[Records from a collection]
........
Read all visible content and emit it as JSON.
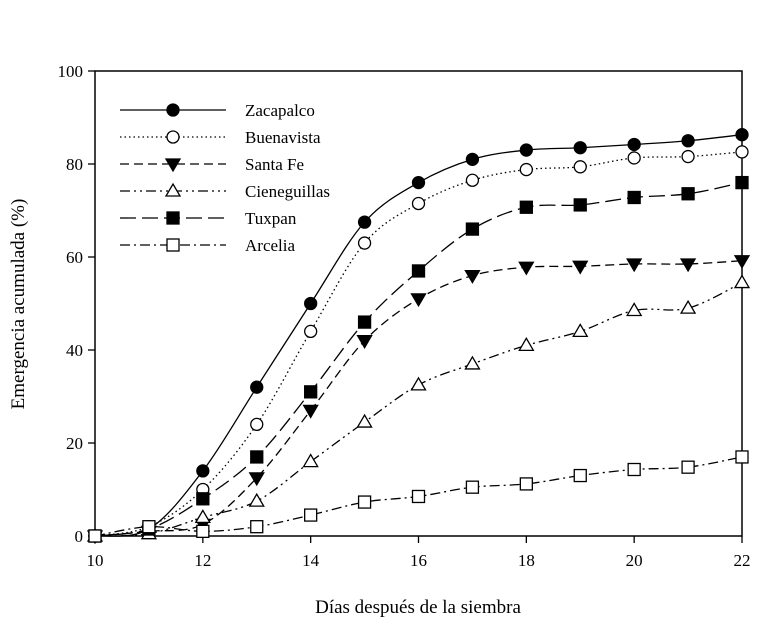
{
  "chart_data": {
    "type": "line",
    "xlabel": "Días después de la siembra",
    "ylabel": "Emergencia acumulada (%)",
    "xlim": [
      10,
      22
    ],
    "ylim": [
      0,
      100
    ],
    "xticks": [
      10,
      12,
      14,
      16,
      18,
      20,
      22
    ],
    "yticks": [
      0,
      20,
      40,
      60,
      80,
      100
    ],
    "grid": false,
    "legend_position": "top-left",
    "x": [
      10,
      11,
      12,
      13,
      14,
      15,
      16,
      17,
      18,
      19,
      20,
      21,
      22
    ],
    "series": [
      {
        "name": "Zacapalco",
        "marker": "filled-circle",
        "line": "solid",
        "values": [
          0,
          1.5,
          14,
          32,
          50,
          67.5,
          76,
          81,
          83,
          83.5,
          84.2,
          85,
          86.3
        ]
      },
      {
        "name": "Buenavista",
        "marker": "open-circle",
        "line": "dotted",
        "values": [
          0,
          2,
          10,
          24,
          44,
          63,
          71.5,
          76.5,
          78.8,
          79.4,
          81.3,
          81.6,
          82.6
        ]
      },
      {
        "name": "Santa Fe",
        "marker": "filled-triangle-down",
        "line": "dashed",
        "values": [
          0,
          1,
          2.5,
          12.5,
          27,
          42,
          51,
          56,
          57.8,
          58,
          58.5,
          58.5,
          59.2
        ]
      },
      {
        "name": "Cieneguillas",
        "marker": "open-triangle-up",
        "line": "dash-dot-dot",
        "values": [
          0,
          0.5,
          4,
          7.5,
          16,
          24.5,
          32.5,
          37,
          41,
          44,
          48.5,
          49,
          54.5
        ]
      },
      {
        "name": "Tuxpan",
        "marker": "filled-square",
        "line": "long-dash",
        "values": [
          0,
          1.5,
          8,
          17,
          31,
          46,
          57,
          66,
          70.7,
          71.2,
          72.8,
          73.6,
          76
        ]
      },
      {
        "name": "Arcelia",
        "marker": "open-square",
        "line": "dash-dot",
        "values": [
          0,
          2,
          1,
          2,
          4.5,
          7.3,
          8.5,
          10.5,
          11.2,
          13,
          14.3,
          14.8,
          17
        ]
      }
    ]
  }
}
........
## Your task
Gather each line from the listing above that holds "square".

## Answer to this exercise
        "marker": "filled-square",
        "marker": "open-square",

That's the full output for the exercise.